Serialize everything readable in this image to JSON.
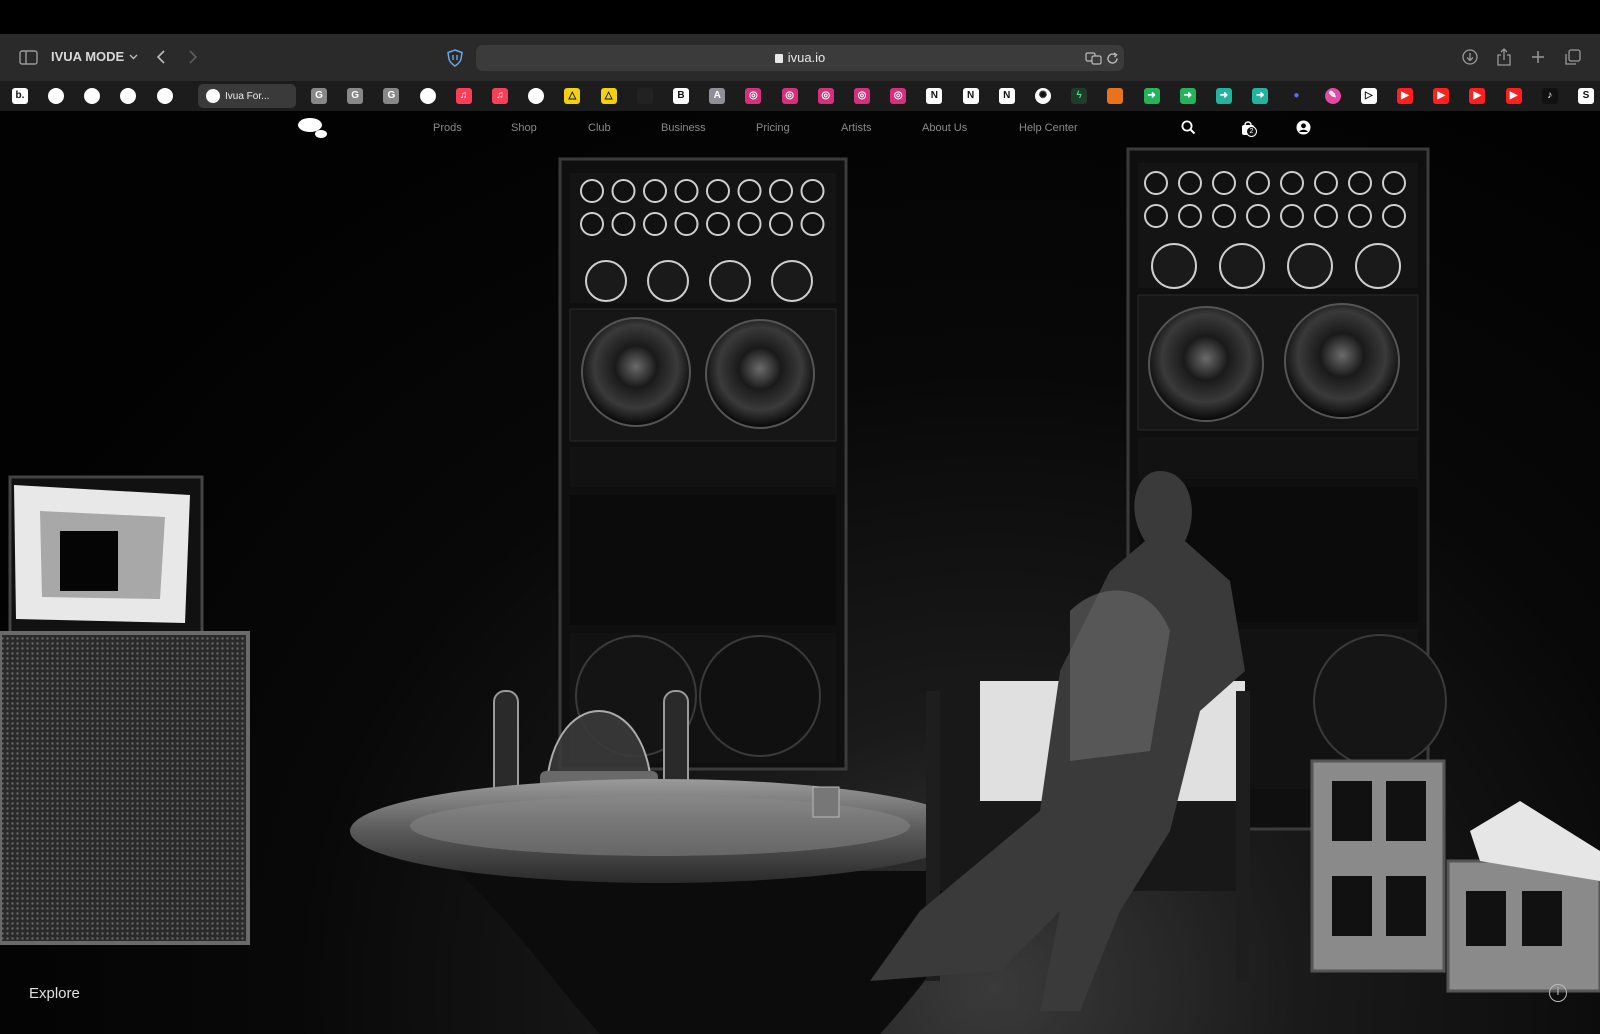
{
  "browser": {
    "profile_name": "IVUA MODE",
    "url": "ivua.io",
    "active_tab_title": "Ivua For..."
  },
  "bookmarks": [
    {
      "icon": "b-icon",
      "glyph": "b.",
      "bg": "#ffffff",
      "fg": "#111111"
    },
    {
      "icon": "circle-icon",
      "glyph": "",
      "bg": "#ffffff",
      "fg": "#111111"
    },
    {
      "icon": "circle-icon",
      "glyph": "",
      "bg": "#ffffff",
      "fg": "#111111"
    },
    {
      "icon": "circle-icon",
      "glyph": "",
      "bg": "#ffffff",
      "fg": "#111111"
    },
    {
      "icon": "circle-icon",
      "glyph": "",
      "bg": "#ffffff",
      "fg": "#111111"
    },
    {
      "icon": "g-icon",
      "glyph": "G",
      "bg": "#888888",
      "fg": "#ffffff"
    },
    {
      "icon": "g-icon",
      "glyph": "G",
      "bg": "#888888",
      "fg": "#ffffff"
    },
    {
      "icon": "g-icon",
      "glyph": "G",
      "bg": "#888888",
      "fg": "#ffffff"
    },
    {
      "icon": "apple-icon",
      "glyph": "",
      "bg": "#ffffff",
      "fg": "#111111"
    },
    {
      "icon": "music-icon",
      "glyph": "♫",
      "bg": "#fa3e5a",
      "fg": "#ffffff"
    },
    {
      "icon": "music-icon",
      "glyph": "♫",
      "bg": "#fa3e5a",
      "fg": "#ffffff"
    },
    {
      "icon": "apple-icon",
      "glyph": "",
      "bg": "#ffffff",
      "fg": "#111111"
    },
    {
      "icon": "triangle-icon",
      "glyph": "△",
      "bg": "#f2d20f",
      "fg": "#111111"
    },
    {
      "icon": "triangle-icon",
      "glyph": "△",
      "bg": "#f2d20f",
      "fg": "#111111"
    },
    {
      "icon": "square-icon",
      "glyph": "",
      "bg": "#222222",
      "fg": "#ffffff"
    },
    {
      "icon": "b-icon",
      "glyph": "B",
      "bg": "#ffffff",
      "fg": "#111111"
    },
    {
      "icon": "a-icon",
      "glyph": "A",
      "bg": "#8f8f9a",
      "fg": "#ffffff"
    },
    {
      "icon": "instagram-icon",
      "glyph": "◎",
      "bg": "#d6307b",
      "fg": "#ffffff"
    },
    {
      "icon": "instagram-icon",
      "glyph": "◎",
      "bg": "#d6307b",
      "fg": "#ffffff"
    },
    {
      "icon": "instagram-icon",
      "glyph": "◎",
      "bg": "#d6307b",
      "fg": "#ffffff"
    },
    {
      "icon": "instagram-icon",
      "glyph": "◎",
      "bg": "#d6307b",
      "fg": "#ffffff"
    },
    {
      "icon": "instagram-icon",
      "glyph": "◎",
      "bg": "#d6307b",
      "fg": "#ffffff"
    },
    {
      "icon": "notion-icon",
      "glyph": "N",
      "bg": "#ffffff",
      "fg": "#111111"
    },
    {
      "icon": "notion-icon",
      "glyph": "N",
      "bg": "#ffffff",
      "fg": "#111111"
    },
    {
      "icon": "notion-icon",
      "glyph": "N",
      "bg": "#ffffff",
      "fg": "#111111"
    },
    {
      "icon": "openai-icon",
      "glyph": "✺",
      "bg": "#ffffff",
      "fg": "#111111"
    },
    {
      "icon": "pulse-icon",
      "glyph": "ϟ",
      "bg": "#1f3b2a",
      "fg": "#4ee07a"
    },
    {
      "icon": "orange-icon",
      "glyph": "",
      "bg": "#e8731a",
      "fg": "#ffffff"
    },
    {
      "icon": "arrow-icon",
      "glyph": "➜",
      "bg": "#22b45a",
      "fg": "#ffffff"
    },
    {
      "icon": "arrow-icon",
      "glyph": "➜",
      "bg": "#22b45a",
      "fg": "#ffffff"
    },
    {
      "icon": "arrow-icon",
      "glyph": "➜",
      "bg": "#22b4a0",
      "fg": "#ffffff"
    },
    {
      "icon": "arrow-icon",
      "glyph": "➜",
      "bg": "#22b4a0",
      "fg": "#ffffff"
    },
    {
      "icon": "drop-icon",
      "glyph": "●",
      "bg": "#1c1c1c",
      "fg": "#5b6cf5"
    },
    {
      "icon": "circle-icon",
      "glyph": "✎",
      "bg": "#e24aa3",
      "fg": "#ffffff"
    },
    {
      "icon": "play-icon",
      "glyph": "▷",
      "bg": "#ffffff",
      "fg": "#111111"
    },
    {
      "icon": "youtube-icon",
      "glyph": "▶",
      "bg": "#ff1f1f",
      "fg": "#ffffff"
    },
    {
      "icon": "youtube-icon",
      "glyph": "▶",
      "bg": "#ff1f1f",
      "fg": "#ffffff"
    },
    {
      "icon": "youtube-icon",
      "glyph": "▶",
      "bg": "#ff1f1f",
      "fg": "#ffffff"
    },
    {
      "icon": "youtube-icon",
      "glyph": "▶",
      "bg": "#ff1f1f",
      "fg": "#ffffff"
    },
    {
      "icon": "tiktok-icon",
      "glyph": "♪",
      "bg": "#111111",
      "fg": "#ffffff"
    },
    {
      "icon": "s-icon",
      "glyph": "S",
      "bg": "#ffffff",
      "fg": "#111111"
    }
  ],
  "site": {
    "nav": [
      "Prods",
      "Shop",
      "Club",
      "Business",
      "Pricing",
      "Artists",
      "About Us",
      "Help Center"
    ],
    "cart_count": "2",
    "explore_label": "Explore",
    "info_glyph": "i"
  }
}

———

→ **YOUR TASK**
Transcribe the full listing above exactly, with the images removed.

→ **RESPONSE**
Serialize everything readable in this image to JSON.
{
  "browser": {
    "profile_name": "IVUA MODE",
    "url": "ivua.io",
    "active_tab_title": "Ivua For..."
  },
  "bookmarks": [
    {
      "icon": "b-icon",
      "glyph": "b.",
      "bg": "#ffffff",
      "fg": "#111111"
    },
    {
      "icon": "circle-icon",
      "glyph": "",
      "bg": "#ffffff",
      "fg": "#111111"
    },
    {
      "icon": "circle-icon",
      "glyph": "",
      "bg": "#ffffff",
      "fg": "#111111"
    },
    {
      "icon": "circle-icon",
      "glyph": "",
      "bg": "#ffffff",
      "fg": "#111111"
    },
    {
      "icon": "circle-icon",
      "glyph": "",
      "bg": "#ffffff",
      "fg": "#111111"
    },
    {
      "icon": "g-icon",
      "glyph": "G",
      "bg": "#888888",
      "fg": "#ffffff"
    },
    {
      "icon": "g-icon",
      "glyph": "G",
      "bg": "#888888",
      "fg": "#ffffff"
    },
    {
      "icon": "g-icon",
      "glyph": "G",
      "bg": "#888888",
      "fg": "#ffffff"
    },
    {
      "icon": "apple-icon",
      "glyph": "",
      "bg": "#ffffff",
      "fg": "#111111"
    },
    {
      "icon": "music-icon",
      "glyph": "♫",
      "bg": "#fa3e5a",
      "fg": "#ffffff"
    },
    {
      "icon": "music-icon",
      "glyph": "♫",
      "bg": "#fa3e5a",
      "fg": "#ffffff"
    },
    {
      "icon": "apple-icon",
      "glyph": "",
      "bg": "#ffffff",
      "fg": "#111111"
    },
    {
      "icon": "triangle-icon",
      "glyph": "△",
      "bg": "#f2d20f",
      "fg": "#111111"
    },
    {
      "icon": "triangle-icon",
      "glyph": "△",
      "bg": "#f2d20f",
      "fg": "#111111"
    },
    {
      "icon": "square-icon",
      "glyph": "",
      "bg": "#222222",
      "fg": "#ffffff"
    },
    {
      "icon": "b-icon",
      "glyph": "B",
      "bg": "#ffffff",
      "fg": "#111111"
    },
    {
      "icon": "a-icon",
      "glyph": "A",
      "bg": "#8f8f9a",
      "fg": "#ffffff"
    },
    {
      "icon": "instagram-icon",
      "glyph": "◎",
      "bg": "#d6307b",
      "fg": "#ffffff"
    },
    {
      "icon": "instagram-icon",
      "glyph": "◎",
      "bg": "#d6307b",
      "fg": "#ffffff"
    },
    {
      "icon": "instagram-icon",
      "glyph": "◎",
      "bg": "#d6307b",
      "fg": "#ffffff"
    },
    {
      "icon": "instagram-icon",
      "glyph": "◎",
      "bg": "#d6307b",
      "fg": "#ffffff"
    },
    {
      "icon": "instagram-icon",
      "glyph": "◎",
      "bg": "#d6307b",
      "fg": "#ffffff"
    },
    {
      "icon": "notion-icon",
      "glyph": "N",
      "bg": "#ffffff",
      "fg": "#111111"
    },
    {
      "icon": "notion-icon",
      "glyph": "N",
      "bg": "#ffffff",
      "fg": "#111111"
    },
    {
      "icon": "notion-icon",
      "glyph": "N",
      "bg": "#ffffff",
      "fg": "#111111"
    },
    {
      "icon": "openai-icon",
      "glyph": "✺",
      "bg": "#ffffff",
      "fg": "#111111"
    },
    {
      "icon": "pulse-icon",
      "glyph": "ϟ",
      "bg": "#1f3b2a",
      "fg": "#4ee07a"
    },
    {
      "icon": "orange-icon",
      "glyph": "",
      "bg": "#e8731a",
      "fg": "#ffffff"
    },
    {
      "icon": "arrow-icon",
      "glyph": "➜",
      "bg": "#22b45a",
      "fg": "#ffffff"
    },
    {
      "icon": "arrow-icon",
      "glyph": "➜",
      "bg": "#22b45a",
      "fg": "#ffffff"
    },
    {
      "icon": "arrow-icon",
      "glyph": "➜",
      "bg": "#22b4a0",
      "fg": "#ffffff"
    },
    {
      "icon": "arrow-icon",
      "glyph": "➜",
      "bg": "#22b4a0",
      "fg": "#ffffff"
    },
    {
      "icon": "drop-icon",
      "glyph": "●",
      "bg": "#1c1c1c",
      "fg": "#5b6cf5"
    },
    {
      "icon": "circle-icon",
      "glyph": "✎",
      "bg": "#e24aa3",
      "fg": "#ffffff"
    },
    {
      "icon": "play-icon",
      "glyph": "▷",
      "bg": "#ffffff",
      "fg": "#111111"
    },
    {
      "icon": "youtube-icon",
      "glyph": "▶",
      "bg": "#ff1f1f",
      "fg": "#ffffff"
    },
    {
      "icon": "youtube-icon",
      "glyph": "▶",
      "bg": "#ff1f1f",
      "fg": "#ffffff"
    },
    {
      "icon": "youtube-icon",
      "glyph": "▶",
      "bg": "#ff1f1f",
      "fg": "#ffffff"
    },
    {
      "icon": "youtube-icon",
      "glyph": "▶",
      "bg": "#ff1f1f",
      "fg": "#ffffff"
    },
    {
      "icon": "tiktok-icon",
      "glyph": "♪",
      "bg": "#111111",
      "fg": "#ffffff"
    },
    {
      "icon": "s-icon",
      "glyph": "S",
      "bg": "#ffffff",
      "fg": "#111111"
    }
  ],
  "site": {
    "nav": [
      "Prods",
      "Shop",
      "Club",
      "Business",
      "Pricing",
      "Artists",
      "About Us",
      "Help Center"
    ],
    "cart_count": "2",
    "explore_label": "Explore",
    "info_glyph": "i"
  }
}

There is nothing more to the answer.